### THE EXERCISE
Extract the entries in their exact form.

Recorded data
###

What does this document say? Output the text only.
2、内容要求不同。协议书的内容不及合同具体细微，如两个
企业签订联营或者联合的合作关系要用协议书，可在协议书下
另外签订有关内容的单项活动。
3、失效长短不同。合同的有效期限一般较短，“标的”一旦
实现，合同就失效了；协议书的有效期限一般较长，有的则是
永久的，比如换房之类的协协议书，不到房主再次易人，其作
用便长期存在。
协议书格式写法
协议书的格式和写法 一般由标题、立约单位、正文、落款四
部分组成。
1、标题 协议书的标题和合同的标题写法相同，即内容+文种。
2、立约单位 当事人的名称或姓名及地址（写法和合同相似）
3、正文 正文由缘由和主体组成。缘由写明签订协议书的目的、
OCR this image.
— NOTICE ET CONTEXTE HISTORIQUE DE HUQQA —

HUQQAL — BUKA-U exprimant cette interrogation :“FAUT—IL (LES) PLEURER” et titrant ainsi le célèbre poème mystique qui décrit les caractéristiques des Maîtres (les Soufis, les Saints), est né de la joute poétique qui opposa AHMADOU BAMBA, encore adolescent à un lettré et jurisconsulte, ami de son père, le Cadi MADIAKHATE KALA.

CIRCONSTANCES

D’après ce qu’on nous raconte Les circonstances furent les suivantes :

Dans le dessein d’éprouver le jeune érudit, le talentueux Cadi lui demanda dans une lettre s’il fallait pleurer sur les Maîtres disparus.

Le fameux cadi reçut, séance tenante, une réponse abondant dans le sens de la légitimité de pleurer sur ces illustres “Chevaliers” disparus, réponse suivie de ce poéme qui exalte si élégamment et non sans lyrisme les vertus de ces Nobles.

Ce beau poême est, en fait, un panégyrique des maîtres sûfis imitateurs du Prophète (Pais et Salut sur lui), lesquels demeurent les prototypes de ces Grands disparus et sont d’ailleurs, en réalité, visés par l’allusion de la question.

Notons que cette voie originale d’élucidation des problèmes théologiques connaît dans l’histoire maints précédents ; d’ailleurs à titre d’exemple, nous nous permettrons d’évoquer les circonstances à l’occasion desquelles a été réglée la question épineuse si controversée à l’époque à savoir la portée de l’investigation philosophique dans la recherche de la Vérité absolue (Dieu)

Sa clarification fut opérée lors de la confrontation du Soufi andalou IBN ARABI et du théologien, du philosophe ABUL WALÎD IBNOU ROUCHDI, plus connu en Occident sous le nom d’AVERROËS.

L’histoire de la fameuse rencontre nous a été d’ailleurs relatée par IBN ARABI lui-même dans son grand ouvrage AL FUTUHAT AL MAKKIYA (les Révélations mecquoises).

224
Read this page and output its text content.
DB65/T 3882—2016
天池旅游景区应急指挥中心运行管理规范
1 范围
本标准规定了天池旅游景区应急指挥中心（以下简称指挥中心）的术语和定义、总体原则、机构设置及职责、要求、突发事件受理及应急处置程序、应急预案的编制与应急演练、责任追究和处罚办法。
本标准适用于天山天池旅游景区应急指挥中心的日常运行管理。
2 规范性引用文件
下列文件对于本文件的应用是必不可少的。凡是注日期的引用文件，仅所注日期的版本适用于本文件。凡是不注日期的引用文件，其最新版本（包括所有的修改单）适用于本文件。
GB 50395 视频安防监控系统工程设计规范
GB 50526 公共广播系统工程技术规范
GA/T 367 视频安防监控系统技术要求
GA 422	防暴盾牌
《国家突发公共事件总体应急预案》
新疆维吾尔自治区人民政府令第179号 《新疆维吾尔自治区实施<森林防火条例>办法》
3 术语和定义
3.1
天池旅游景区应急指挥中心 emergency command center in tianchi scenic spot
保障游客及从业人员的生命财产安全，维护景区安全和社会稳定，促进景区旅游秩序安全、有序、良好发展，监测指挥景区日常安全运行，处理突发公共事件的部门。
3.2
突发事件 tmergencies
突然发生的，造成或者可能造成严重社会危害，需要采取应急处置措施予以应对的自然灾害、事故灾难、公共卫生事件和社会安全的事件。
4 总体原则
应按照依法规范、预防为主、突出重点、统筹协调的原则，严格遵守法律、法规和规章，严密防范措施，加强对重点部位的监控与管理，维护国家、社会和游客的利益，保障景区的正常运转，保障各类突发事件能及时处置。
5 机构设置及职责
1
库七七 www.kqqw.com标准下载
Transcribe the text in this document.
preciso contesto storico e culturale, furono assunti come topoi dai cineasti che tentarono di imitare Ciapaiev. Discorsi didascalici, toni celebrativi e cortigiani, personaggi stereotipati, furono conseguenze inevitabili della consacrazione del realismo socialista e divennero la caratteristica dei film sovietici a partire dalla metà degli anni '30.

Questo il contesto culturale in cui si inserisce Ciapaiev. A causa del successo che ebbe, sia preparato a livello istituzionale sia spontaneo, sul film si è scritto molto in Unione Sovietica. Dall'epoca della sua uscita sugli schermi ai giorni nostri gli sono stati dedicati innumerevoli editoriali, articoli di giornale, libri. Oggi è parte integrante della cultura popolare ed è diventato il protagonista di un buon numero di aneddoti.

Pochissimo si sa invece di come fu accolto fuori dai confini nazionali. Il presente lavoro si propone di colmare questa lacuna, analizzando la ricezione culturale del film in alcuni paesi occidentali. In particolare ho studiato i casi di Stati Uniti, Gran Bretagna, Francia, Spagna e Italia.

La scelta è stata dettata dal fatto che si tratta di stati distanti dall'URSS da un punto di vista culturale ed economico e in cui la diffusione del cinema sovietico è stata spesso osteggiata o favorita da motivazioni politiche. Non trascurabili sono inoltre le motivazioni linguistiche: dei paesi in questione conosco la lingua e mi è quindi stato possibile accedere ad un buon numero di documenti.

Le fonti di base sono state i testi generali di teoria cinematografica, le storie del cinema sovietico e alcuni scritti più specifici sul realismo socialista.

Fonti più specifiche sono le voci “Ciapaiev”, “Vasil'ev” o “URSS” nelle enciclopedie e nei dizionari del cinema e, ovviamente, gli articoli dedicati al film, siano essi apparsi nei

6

###

### RESULT
What does this document say? Output the text only.
2、内容要求不同。协议书的内容不及合同具体细微，如两个
企业签订联营或者联合的合作关系要用协议书，可在协议书下
另外签订有关内容的单项活动。
3、失效长短不同。合同的有效期限一般较短，“标的”一旦
实现，合同就失效了；协议书的有效期限一般较长，有的则是
永久的，比如换房之类的协协议书，不到房主再次易人，其作
用便长期存在。
协议书格式写法
协议书的格式和写法 一般由标题、立约单位、正文、落款四
部分组成。
1、标题 协议书的标题和合同的标题写法相同，即内容+文种。
2、立约单位 当事人的名称或姓名及地址（写法和合同相似）
3、正文 正文由缘由和主体组成。缘由写明签订协议书的目的、
OCR this image.
— NOTICE ET CONTEXTE HISTORIQUE DE HUQQA —

HUQQAL — BUKA-U exprimant cette interrogation :“FAUT—IL (LES) PLEURER” et titrant ainsi le célèbre poème mystique qui décrit les caractéristiques des Maîtres (les Soufis, les Saints), est né de la joute poétique qui opposa AHMADOU BAMBA, encore adolescent à un lettré et jurisconsulte, ami de son père, le Cadi MADIAKHATE KALA.

CIRCONSTANCES

D’après ce qu’on nous raconte Les circonstances furent les suivantes :

Dans le dessein d’éprouver le jeune érudit, le talentueux Cadi lui demanda dans une lettre s’il fallait pleurer sur les Maîtres disparus.

Le fameux cadi reçut, séance tenante, une réponse abondant dans le sens de la légitimité de pleurer sur ces illustres “Chevaliers” disparus, réponse suivie de ce poéme qui exalte si élégamment et non sans lyrisme les vertus de ces Nobles.

Ce beau poême est, en fait, un panégyrique des maîtres sûfis imitateurs du Prophète (Pais et Salut sur lui), lesquels demeurent les prototypes de ces Grands disparus et sont d’ailleurs, en réalité, visés par l’allusion de la question.

Notons que cette voie originale d’élucidation des problèmes théologiques connaît dans l’histoire maints précédents ; d’ailleurs à titre d’exemple, nous nous permettrons d’évoquer les circonstances à l’occasion desquelles a été réglée la question épineuse si controversée à l’époque à savoir la portée de l’investigation philosophique dans la recherche de la Vérité absolue (Dieu)

Sa clarification fut opérée lors de la confrontation du Soufi andalou IBN ARABI et du théologien, du philosophe ABUL WALÎD IBNOU ROUCHDI, plus connu en Occident sous le nom d’AVERROËS.

L’histoire de la fameuse rencontre nous a été d’ailleurs relatée par IBN ARABI lui-même dans son grand ouvrage AL FUTUHAT AL MAKKIYA (les Révélations mecquoises).

224
Read this page and output its text content.
DB65/T 3882—2016
天池旅游景区应急指挥中心运行管理规范
1 范围
本标准规定了天池旅游景区应急指挥中心（以下简称指挥中心）的术语和定义、总体原则、机构设置及职责、要求、突发事件受理及应急处置程序、应急预案的编制与应急演练、责任追究和处罚办法。
本标准适用于天山天池旅游景区应急指挥中心的日常运行管理。
2 规范性引用文件
下列文件对于本文件的应用是必不可少的。凡是注日期的引用文件，仅所注日期的版本适用于本文件。凡是不注日期的引用文件，其最新版本（包括所有的修改单）适用于本文件。
GB 50395 视频安防监控系统工程设计规范
GB 50526 公共广播系统工程技术规范
GA/T 367 视频安防监控系统技术要求
GA 422	防暴盾牌
《国家突发公共事件总体应急预案》
新疆维吾尔自治区人民政府令第179号 《新疆维吾尔自治区实施<森林防火条例>办法》
3 术语和定义
3.1
天池旅游景区应急指挥中心 emergency command center in tianchi scenic spot
保障游客及从业人员的生命财产安全，维护景区安全和社会稳定，促进景区旅游秩序安全、有序、良好发展，监测指挥景区日常安全运行，处理突发公共事件的部门。
3.2
突发事件 tmergencies
突然发生的，造成或者可能造成严重社会危害，需要采取应急处置措施予以应对的自然灾害、事故灾难、公共卫生事件和社会安全的事件。
4 总体原则
应按照依法规范、预防为主、突出重点、统筹协调的原则，严格遵守法律、法规和规章，严密防范措施，加强对重点部位的监控与管理，维护国家、社会和游客的利益，保障景区的正常运转，保障各类突发事件能及时处置。
5 机构设置及职责
1
库七七 www.kqqw.com标准下载
Transcribe the text in this document.
preciso contesto storico e culturale, furono assunti come topoi dai cineasti che tentarono di imitare Ciapaiev. Discorsi didascalici, toni celebrativi e cortigiani, personaggi stereotipati, furono conseguenze inevitabili della consacrazione del realismo socialista e divennero la caratteristica dei film sovietici a partire dalla metà degli anni '30.

Questo il contesto culturale in cui si inserisce Ciapaiev. A causa del successo che ebbe, sia preparato a livello istituzionale sia spontaneo, sul film si è scritto molto in Unione Sovietica. Dall'epoca della sua uscita sugli schermi ai giorni nostri gli sono stati dedicati innumerevoli editoriali, articoli di giornale, libri. Oggi è parte integrante della cultura popolare ed è diventato il protagonista di un buon numero di aneddoti.

Pochissimo si sa invece di come fu accolto fuori dai confini nazionali. Il presente lavoro si propone di colmare questa lacuna, analizzando la ricezione culturale del film in alcuni paesi occidentali. In particolare ho studiato i casi di Stati Uniti, Gran Bretagna, Francia, Spagna e Italia.

La scelta è stata dettata dal fatto che si tratta di stati distanti dall'URSS da un punto di vista culturale ed economico e in cui la diffusione del cinema sovietico è stata spesso osteggiata o favorita da motivazioni politiche. Non trascurabili sono inoltre le motivazioni linguistiche: dei paesi in questione conosco la lingua e mi è quindi stato possibile accedere ad un buon numero di documenti.

Le fonti di base sono state i testi generali di teoria cinematografica, le storie del cinema sovietico e alcuni scritti più specifici sul realismo socialista.

Fonti più specifiche sono le voci “Ciapaiev”, “Vasil'ev” o “URSS” nelle enciclopedie e nei dizionari del cinema e, ovviamente, gli articoli dedicati al film, siano essi apparsi nei

6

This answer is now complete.